→ Material for this exercise:
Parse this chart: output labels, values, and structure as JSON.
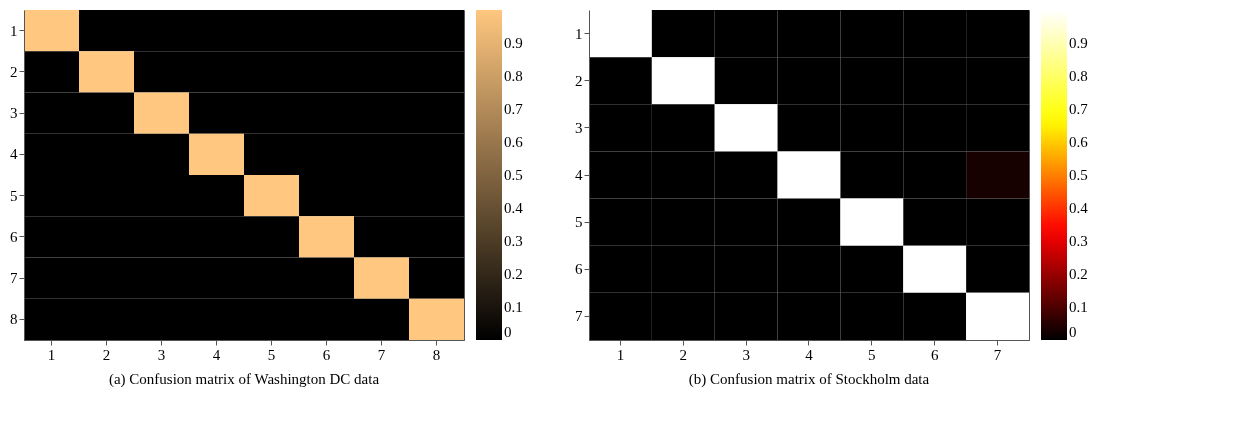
{
  "chart_data": [
    {
      "type": "heatmap",
      "categories": [
        "1",
        "2",
        "3",
        "4",
        "5",
        "6",
        "7",
        "8"
      ],
      "y_categories": [
        "1",
        "2",
        "3",
        "4",
        "5",
        "6",
        "7",
        "8"
      ],
      "cells": [
        [
          1,
          0,
          0,
          0,
          0,
          0,
          0,
          0
        ],
        [
          0,
          1,
          0,
          0,
          0,
          0,
          0,
          0
        ],
        [
          0,
          0,
          1,
          0,
          0,
          0,
          0,
          0
        ],
        [
          0,
          0,
          0,
          1,
          0,
          0,
          0,
          0
        ],
        [
          0,
          0,
          0,
          0,
          1,
          0,
          0,
          0
        ],
        [
          0,
          0,
          0,
          0,
          0,
          1,
          0,
          0
        ],
        [
          0,
          0,
          0,
          0,
          0,
          0,
          1,
          0
        ],
        [
          0,
          0,
          0,
          0,
          0,
          0,
          0,
          1
        ]
      ],
      "clim": [
        0,
        1
      ],
      "cticks": [
        0,
        0.1,
        0.2,
        0.3,
        0.4,
        0.5,
        0.6,
        0.7,
        0.8,
        0.9
      ],
      "colors": [
        "#000000",
        "#ffc77f"
      ],
      "annotations": [
        "(a) Confusion matrix of Washington DC data"
      ]
    },
    {
      "type": "heatmap",
      "categories": [
        "1",
        "2",
        "3",
        "4",
        "5",
        "6",
        "7"
      ],
      "y_categories": [
        "1",
        "2",
        "3",
        "4",
        "5",
        "6",
        "7"
      ],
      "cells": [
        [
          1,
          0,
          0,
          0,
          0,
          0,
          0
        ],
        [
          0,
          1,
          0,
          0,
          0,
          0,
          0
        ],
        [
          0,
          0,
          1,
          0,
          0,
          0,
          0
        ],
        [
          0,
          0,
          0,
          1,
          0,
          0,
          0.03
        ],
        [
          0,
          0,
          0,
          0,
          1,
          0,
          0
        ],
        [
          0,
          0,
          0,
          0,
          0,
          1,
          0
        ],
        [
          0,
          0,
          0,
          0,
          0,
          0,
          1
        ]
      ],
      "clim": [
        0,
        1
      ],
      "cticks": [
        0,
        0.1,
        0.2,
        0.3,
        0.4,
        0.5,
        0.6,
        0.7,
        0.8,
        0.9
      ],
      "colors": [
        "#000000",
        "#ff0000",
        "#ffff00",
        "#ffffff"
      ],
      "annotations": [
        "(b) Confusion matrix of Stockholm data"
      ]
    }
  ]
}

→ Aim: Skip the pictures, then retype every line above exactly.

→ Exercise solution:
Parse this chart: output labels, values, and structure as JSON.
{
  "chart_data": [
    {
      "type": "heatmap",
      "categories": [
        "1",
        "2",
        "3",
        "4",
        "5",
        "6",
        "7",
        "8"
      ],
      "y_categories": [
        "1",
        "2",
        "3",
        "4",
        "5",
        "6",
        "7",
        "8"
      ],
      "cells": [
        [
          1,
          0,
          0,
          0,
          0,
          0,
          0,
          0
        ],
        [
          0,
          1,
          0,
          0,
          0,
          0,
          0,
          0
        ],
        [
          0,
          0,
          1,
          0,
          0,
          0,
          0,
          0
        ],
        [
          0,
          0,
          0,
          1,
          0,
          0,
          0,
          0
        ],
        [
          0,
          0,
          0,
          0,
          1,
          0,
          0,
          0
        ],
        [
          0,
          0,
          0,
          0,
          0,
          1,
          0,
          0
        ],
        [
          0,
          0,
          0,
          0,
          0,
          0,
          1,
          0
        ],
        [
          0,
          0,
          0,
          0,
          0,
          0,
          0,
          1
        ]
      ],
      "clim": [
        0,
        1
      ],
      "cticks": [
        0,
        0.1,
        0.2,
        0.3,
        0.4,
        0.5,
        0.6,
        0.7,
        0.8,
        0.9
      ],
      "colors": [
        "#000000",
        "#ffc77f"
      ],
      "annotations": [
        "(a) Confusion matrix of Washington DC data"
      ]
    },
    {
      "type": "heatmap",
      "categories": [
        "1",
        "2",
        "3",
        "4",
        "5",
        "6",
        "7"
      ],
      "y_categories": [
        "1",
        "2",
        "3",
        "4",
        "5",
        "6",
        "7"
      ],
      "cells": [
        [
          1,
          0,
          0,
          0,
          0,
          0,
          0
        ],
        [
          0,
          1,
          0,
          0,
          0,
          0,
          0
        ],
        [
          0,
          0,
          1,
          0,
          0,
          0,
          0
        ],
        [
          0,
          0,
          0,
          1,
          0,
          0,
          0.03
        ],
        [
          0,
          0,
          0,
          0,
          1,
          0,
          0
        ],
        [
          0,
          0,
          0,
          0,
          0,
          1,
          0
        ],
        [
          0,
          0,
          0,
          0,
          0,
          0,
          1
        ]
      ],
      "clim": [
        0,
        1
      ],
      "cticks": [
        0,
        0.1,
        0.2,
        0.3,
        0.4,
        0.5,
        0.6,
        0.7,
        0.8,
        0.9
      ],
      "colors": [
        "#000000",
        "#ff0000",
        "#ffff00",
        "#ffffff"
      ],
      "annotations": [
        "(b) Confusion matrix of Stockholm data"
      ]
    }
  ]
}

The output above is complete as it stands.